=== Your objective ===
Please transcribe the records precisely; pictures stay out of your copy.

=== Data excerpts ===
--------------------------------

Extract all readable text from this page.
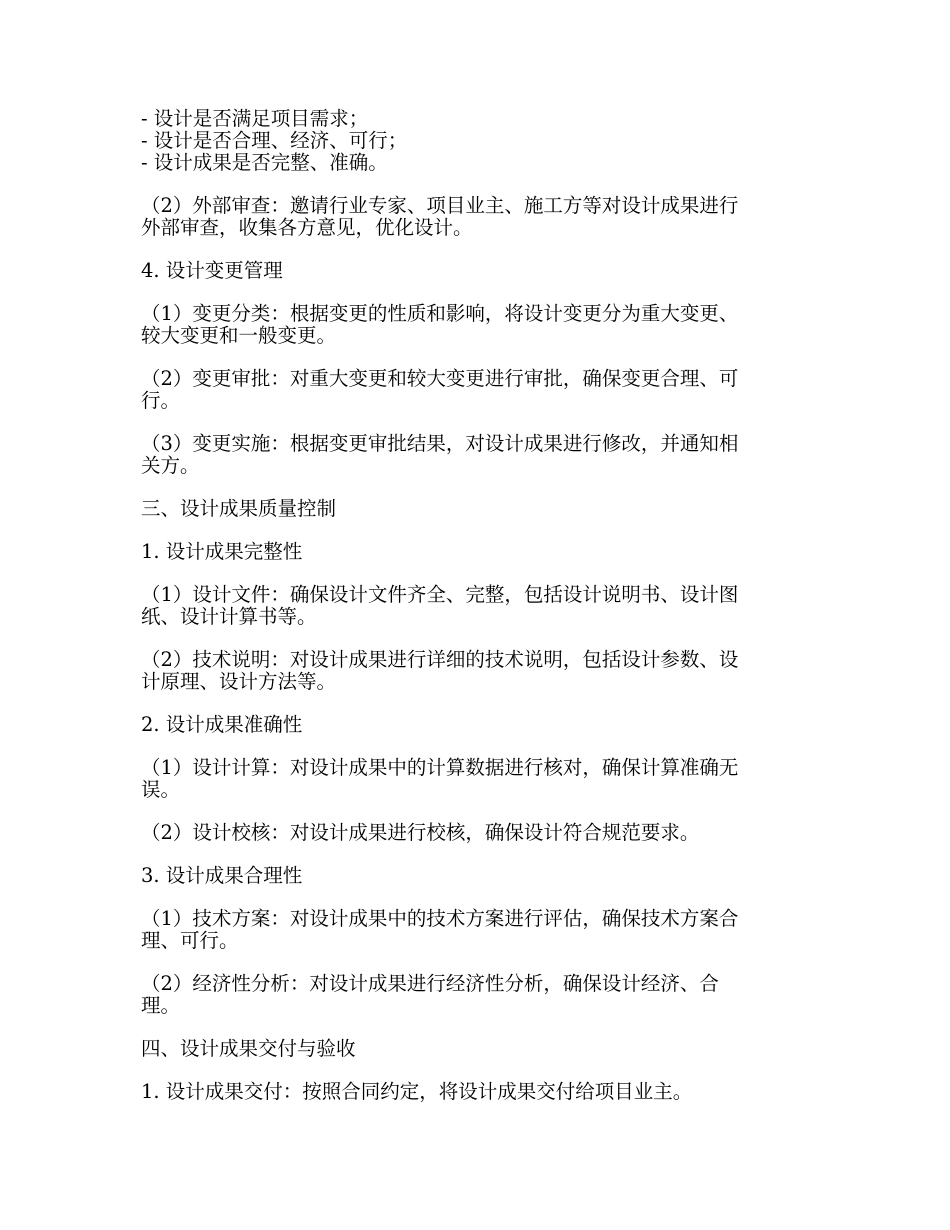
- 设计是否满足项目需求；
- 设计是否合理、经济、可行；
- 设计成果是否完整、准确。
（2）外部审查：邀请行业专家、项目业主、施工方等对设计成果进行
外部审查，收集各方意见，优化设计。
4. 设计变更管理
（1）变更分类：根据变更的性质和影响，将设计变更分为重大变更、
较大变更和一般变更。
（2）变更审批：对重大变更和较大变更进行审批，确保变更合理、可
行。
（3）变更实施：根据变更审批结果，对设计成果进行修改，并通知相
关方。
三、设计成果质量控制
1. 设计成果完整性
（1）设计文件：确保设计文件齐全、完整，包括设计说明书、设计图
纸、设计计算书等。
（2）技术说明：对设计成果进行详细的技术说明，包括设计参数、设
计原理、设计方法等。
2. 设计成果准确性
（1）设计计算：对设计成果中的计算数据进行核对，确保计算准确无
误。
（2）设计校核：对设计成果进行校核，确保设计符合规范要求。
3. 设计成果合理性
（1）技术方案：对设计成果中的技术方案进行评估，确保技术方案合
理、可行。
（2）经济性分析：对设计成果进行经济性分析，确保设计经济、合
理。
四、设计成果交付与验收
1. 设计成果交付：按照合同约定，将设计成果交付给项目业主。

--------------------------------

=== In response ===
Extract all readable text from this page.
- 设计是否满足项目需求；
- 设计是否合理、经济、可行；
- 设计成果是否完整、准确。
（2）外部审查：邀请行业专家、项目业主、施工方等对设计成果进行
外部审查，收集各方意见，优化设计。
4. 设计变更管理
（1）变更分类：根据变更的性质和影响，将设计变更分为重大变更、
较大变更和一般变更。
（2）变更审批：对重大变更和较大变更进行审批，确保变更合理、可
行。
（3）变更实施：根据变更审批结果，对设计成果进行修改，并通知相
关方。
三、设计成果质量控制
1. 设计成果完整性
（1）设计文件：确保设计文件齐全、完整，包括设计说明书、设计图
纸、设计计算书等。
（2）技术说明：对设计成果进行详细的技术说明，包括设计参数、设
计原理、设计方法等。
2. 设计成果准确性
（1）设计计算：对设计成果中的计算数据进行核对，确保计算准确无
误。
（2）设计校核：对设计成果进行校核，确保设计符合规范要求。
3. 设计成果合理性
（1）技术方案：对设计成果中的技术方案进行评估，确保技术方案合
理、可行。
（2）经济性分析：对设计成果进行经济性分析，确保设计经济、合
理。
四、设计成果交付与验收
1. 设计成果交付：按照合同约定，将设计成果交付给项目业主。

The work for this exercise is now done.